:: Exercise brief ::
Transcribe the records that follow, preserving every word.

==================================================

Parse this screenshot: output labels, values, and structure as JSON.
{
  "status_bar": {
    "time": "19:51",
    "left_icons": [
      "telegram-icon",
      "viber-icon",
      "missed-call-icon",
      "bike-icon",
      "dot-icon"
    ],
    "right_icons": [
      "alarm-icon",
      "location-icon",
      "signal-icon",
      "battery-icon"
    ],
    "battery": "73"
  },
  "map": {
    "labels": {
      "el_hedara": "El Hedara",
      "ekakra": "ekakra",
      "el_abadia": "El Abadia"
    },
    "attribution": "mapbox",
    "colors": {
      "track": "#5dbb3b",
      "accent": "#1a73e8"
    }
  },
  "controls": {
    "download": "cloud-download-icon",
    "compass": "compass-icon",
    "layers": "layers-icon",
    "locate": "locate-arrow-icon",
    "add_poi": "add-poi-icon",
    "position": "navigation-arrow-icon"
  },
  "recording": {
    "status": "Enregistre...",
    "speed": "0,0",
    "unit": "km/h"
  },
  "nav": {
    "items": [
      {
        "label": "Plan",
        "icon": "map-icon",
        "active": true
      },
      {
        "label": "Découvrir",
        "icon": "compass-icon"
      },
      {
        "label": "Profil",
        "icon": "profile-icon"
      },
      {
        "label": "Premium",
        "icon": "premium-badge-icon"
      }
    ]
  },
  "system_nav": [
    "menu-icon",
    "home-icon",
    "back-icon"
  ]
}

==================================================

:: Solution to the problem ::
Parse this screenshot: output labels, values, and structure as JSON.
{
  "status_bar": {
    "time": "19:51",
    "left_icons": [
      "telegram-icon",
      "viber-icon",
      "missed-call-icon",
      "bike-icon",
      "dot-icon"
    ],
    "right_icons": [
      "alarm-icon",
      "location-icon",
      "signal-icon",
      "battery-icon"
    ],
    "battery": "73"
  },
  "map": {
    "labels": {
      "el_hedara": "El Hedara",
      "ekakra": "ekakra",
      "el_abadia": "El Abadia"
    },
    "attribution": "mapbox",
    "colors": {
      "track": "#5dbb3b",
      "accent": "#1a73e8"
    }
  },
  "controls": {
    "download": "cloud-download-icon",
    "compass": "compass-icon",
    "layers": "layers-icon",
    "locate": "locate-arrow-icon",
    "add_poi": "add-poi-icon",
    "position": "navigation-arrow-icon"
  },
  "recording": {
    "status": "Enregistre...",
    "speed": "0,0",
    "unit": "km/h"
  },
  "nav": {
    "items": [
      {
        "label": "Plan",
        "icon": "map-icon",
        "active": true
      },
      {
        "label": "Découvrir",
        "icon": "compass-icon"
      },
      {
        "label": "Profil",
        "icon": "profile-icon"
      },
      {
        "label": "Premium",
        "icon": "premium-badge-icon"
      }
    ]
  },
  "system_nav": [
    "menu-icon",
    "home-icon",
    "back-icon"
  ]
}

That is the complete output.